## Requirements
Extract the text of each entry below exactly, leaving every image behind.

##### Source records

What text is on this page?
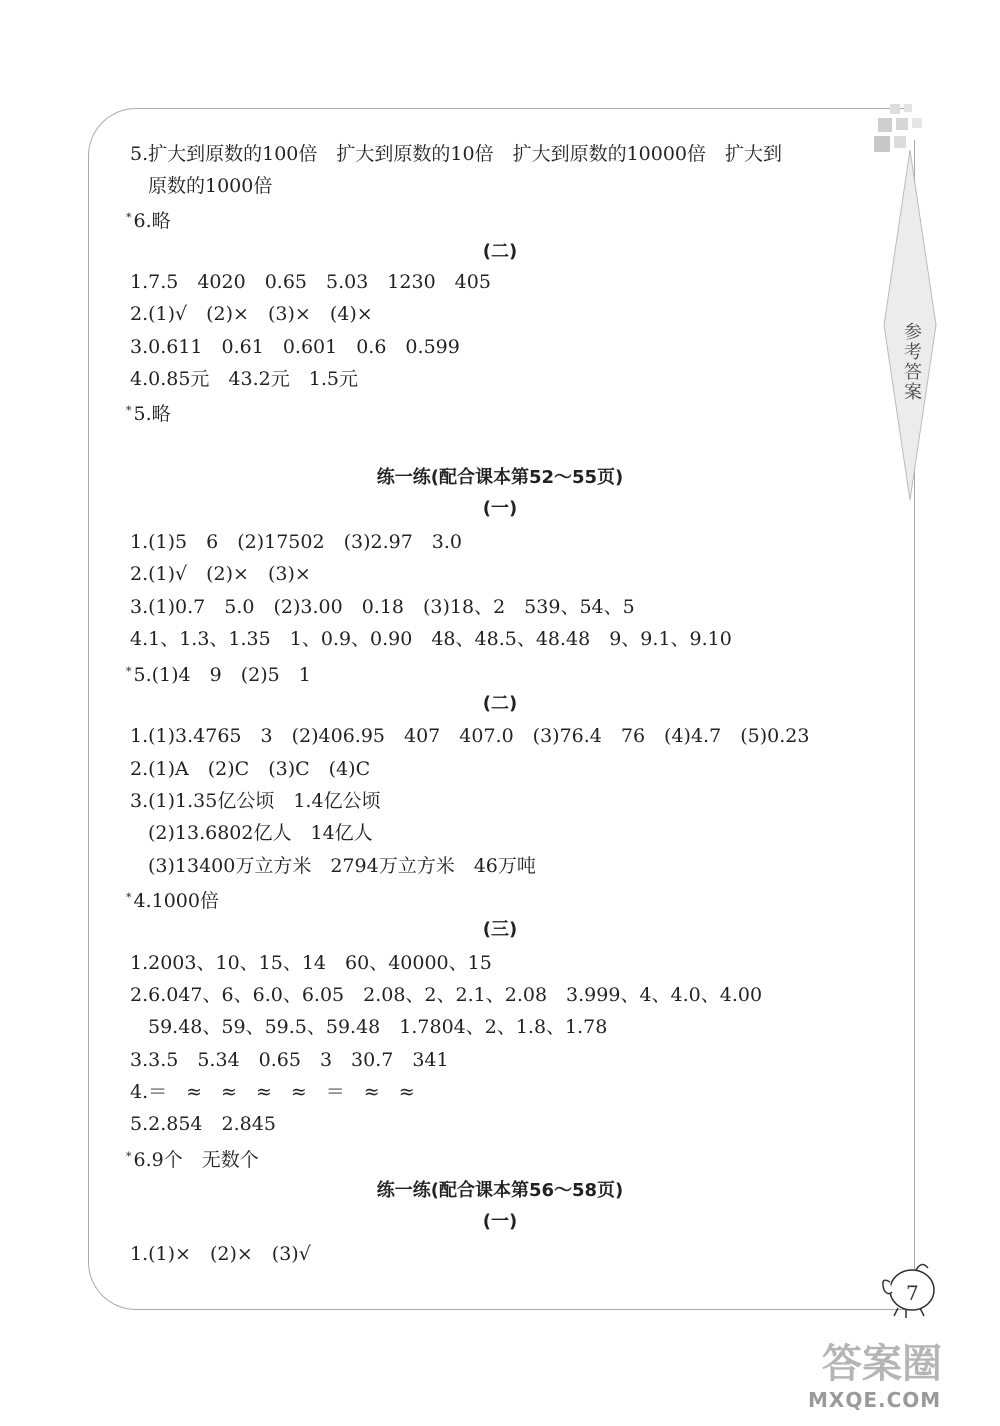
参考答案
5.扩大到原数的100倍　扩大到原数的10倍　扩大到原数的10000倍　扩大到
原数的1000倍
* 6.略
(二)
1.7.5　4020　0.65　5.03　1230　405
2.(1)√　(2)×　(3)×　(4)×
3.0.611　0.61　0.601　0.6　0.599
4.0.85元　43.2元　1.5元
* 5.略
练一练(配合课本第52～55页)
(一)
1.(1)5　6　(2)17502　(3)2.97　3.0
2.(1)√　(2)×　(3)×
3.(1)0.7　5.0　(2)3.00　0.18　(3)18、2　539、54、5
4.1、1.3、1.35　1、0.9、0.90　48、48.5、48.48　9、9.1、9.10
* 5.(1)4　9　(2)5　1
(二)
1.(1)3.4765　3　(2)406.95　407　407.0　(3)76.4　76　(4)4.7　(5)0.23
2.(1)A　(2)C　(3)C　(4)C
3.(1)1.35亿公顷　1.4亿公顷
(2)13.6802亿人　14亿人
(3)13400万立方米　2794万立方米　46万吨
* 4.1000倍
(三)
1.2003、10、15、14　60、40000、15
2.6.047、6、6.0、6.05　2.08、2、2.1、2.08　3.999、4、4.0、4.00
59.48、59、59.5、59.48　1.7804、2、1.8、1.78
3.3.5　5.34　0.65　3　30.7　341
4.＝　≈　≈　≈　≈　＝　≈　≈
5.2.854　2.845
* 6.9个　无数个
练一练(配合课本第56～58页)
(一)
1.(1)×　(2)×　(3)√
7
答案圈
MXQE.COM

##########

## Output
What text is on this page?
参考答案
5.扩大到原数的100倍　扩大到原数的10倍　扩大到原数的10000倍　扩大到
原数的1000倍
* 6.略
(二)
1.7.5　4020　0.65　5.03　1230　405
2.(1)√　(2)×　(3)×　(4)×
3.0.611　0.61　0.601　0.6　0.599
4.0.85元　43.2元　1.5元
* 5.略
练一练(配合课本第52～55页)
(一)
1.(1)5　6　(2)17502　(3)2.97　3.0
2.(1)√　(2)×　(3)×
3.(1)0.7　5.0　(2)3.00　0.18　(3)18、2　539、54、5
4.1、1.3、1.35　1、0.9、0.90　48、48.5、48.48　9、9.1、9.10
* 5.(1)4　9　(2)5　1
(二)
1.(1)3.4765　3　(2)406.95　407　407.0　(3)76.4　76　(4)4.7　(5)0.23
2.(1)A　(2)C　(3)C　(4)C
3.(1)1.35亿公顷　1.4亿公顷
(2)13.6802亿人　14亿人
(3)13400万立方米　2794万立方米　46万吨
* 4.1000倍
(三)
1.2003、10、15、14　60、40000、15
2.6.047、6、6.0、6.05　2.08、2、2.1、2.08　3.999、4、4.0、4.00
59.48、59、59.5、59.48　1.7804、2、1.8、1.78
3.3.5　5.34　0.65　3　30.7　341
4.＝　≈　≈　≈　≈　＝　≈　≈
5.2.854　2.845
* 6.9个　无数个
练一练(配合课本第56～58页)
(一)
1.(1)×　(2)×　(3)√
7
答案圈
MXQE.COM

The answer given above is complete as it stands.